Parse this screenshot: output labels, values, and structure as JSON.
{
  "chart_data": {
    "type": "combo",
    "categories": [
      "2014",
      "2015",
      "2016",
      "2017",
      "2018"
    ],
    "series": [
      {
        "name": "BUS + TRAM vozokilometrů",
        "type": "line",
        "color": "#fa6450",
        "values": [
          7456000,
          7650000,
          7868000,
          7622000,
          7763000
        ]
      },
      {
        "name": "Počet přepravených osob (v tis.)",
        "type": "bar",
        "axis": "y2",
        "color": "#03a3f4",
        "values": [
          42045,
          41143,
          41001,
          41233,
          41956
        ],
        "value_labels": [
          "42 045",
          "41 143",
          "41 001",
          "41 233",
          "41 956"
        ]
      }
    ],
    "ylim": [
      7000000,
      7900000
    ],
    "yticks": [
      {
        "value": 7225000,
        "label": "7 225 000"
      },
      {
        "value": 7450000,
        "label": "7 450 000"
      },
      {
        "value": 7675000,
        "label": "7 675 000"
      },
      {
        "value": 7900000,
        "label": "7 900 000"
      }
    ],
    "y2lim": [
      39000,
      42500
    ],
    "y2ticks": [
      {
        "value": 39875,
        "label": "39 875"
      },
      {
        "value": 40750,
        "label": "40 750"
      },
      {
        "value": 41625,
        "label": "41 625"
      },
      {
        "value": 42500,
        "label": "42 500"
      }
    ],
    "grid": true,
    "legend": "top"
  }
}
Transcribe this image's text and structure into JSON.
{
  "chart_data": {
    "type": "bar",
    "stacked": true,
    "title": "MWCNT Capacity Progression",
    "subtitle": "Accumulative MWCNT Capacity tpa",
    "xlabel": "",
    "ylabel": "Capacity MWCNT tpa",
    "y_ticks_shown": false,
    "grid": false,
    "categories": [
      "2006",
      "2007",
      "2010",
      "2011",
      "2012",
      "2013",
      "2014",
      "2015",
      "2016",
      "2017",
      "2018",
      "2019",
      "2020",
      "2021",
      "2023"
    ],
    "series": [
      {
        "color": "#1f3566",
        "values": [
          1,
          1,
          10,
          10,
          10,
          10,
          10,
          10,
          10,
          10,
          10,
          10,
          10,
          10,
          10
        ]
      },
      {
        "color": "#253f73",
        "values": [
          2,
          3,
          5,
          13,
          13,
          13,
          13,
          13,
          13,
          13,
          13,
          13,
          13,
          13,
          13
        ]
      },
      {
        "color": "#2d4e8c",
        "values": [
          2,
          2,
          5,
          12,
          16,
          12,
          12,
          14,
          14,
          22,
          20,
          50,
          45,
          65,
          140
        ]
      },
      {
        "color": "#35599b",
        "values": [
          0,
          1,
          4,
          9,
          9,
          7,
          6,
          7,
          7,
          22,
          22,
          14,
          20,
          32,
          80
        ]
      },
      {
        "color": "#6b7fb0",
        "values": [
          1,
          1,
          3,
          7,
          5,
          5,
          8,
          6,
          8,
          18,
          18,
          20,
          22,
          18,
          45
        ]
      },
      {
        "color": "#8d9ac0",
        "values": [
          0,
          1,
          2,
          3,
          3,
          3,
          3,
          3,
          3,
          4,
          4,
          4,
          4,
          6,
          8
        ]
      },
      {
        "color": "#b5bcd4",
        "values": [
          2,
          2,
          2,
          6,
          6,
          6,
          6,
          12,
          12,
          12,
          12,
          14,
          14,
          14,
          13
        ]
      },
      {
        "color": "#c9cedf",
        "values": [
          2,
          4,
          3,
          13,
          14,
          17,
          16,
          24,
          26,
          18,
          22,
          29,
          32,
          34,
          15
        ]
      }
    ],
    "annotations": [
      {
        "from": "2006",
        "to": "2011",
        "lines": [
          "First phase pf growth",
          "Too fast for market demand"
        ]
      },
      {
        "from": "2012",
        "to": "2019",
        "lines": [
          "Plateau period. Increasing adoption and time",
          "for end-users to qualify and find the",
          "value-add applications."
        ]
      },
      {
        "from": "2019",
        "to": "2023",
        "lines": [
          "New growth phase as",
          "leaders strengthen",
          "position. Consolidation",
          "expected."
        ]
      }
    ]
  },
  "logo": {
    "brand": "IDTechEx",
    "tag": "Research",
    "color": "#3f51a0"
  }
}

● **WRITTEN TASK**
Which lines contain "JSON"? Copy each of them out.

● **COMPLETE ANSWER**
Parse this screenshot: output labels, values, and structure as JSON.
Transcribe this image's text and structure into JSON.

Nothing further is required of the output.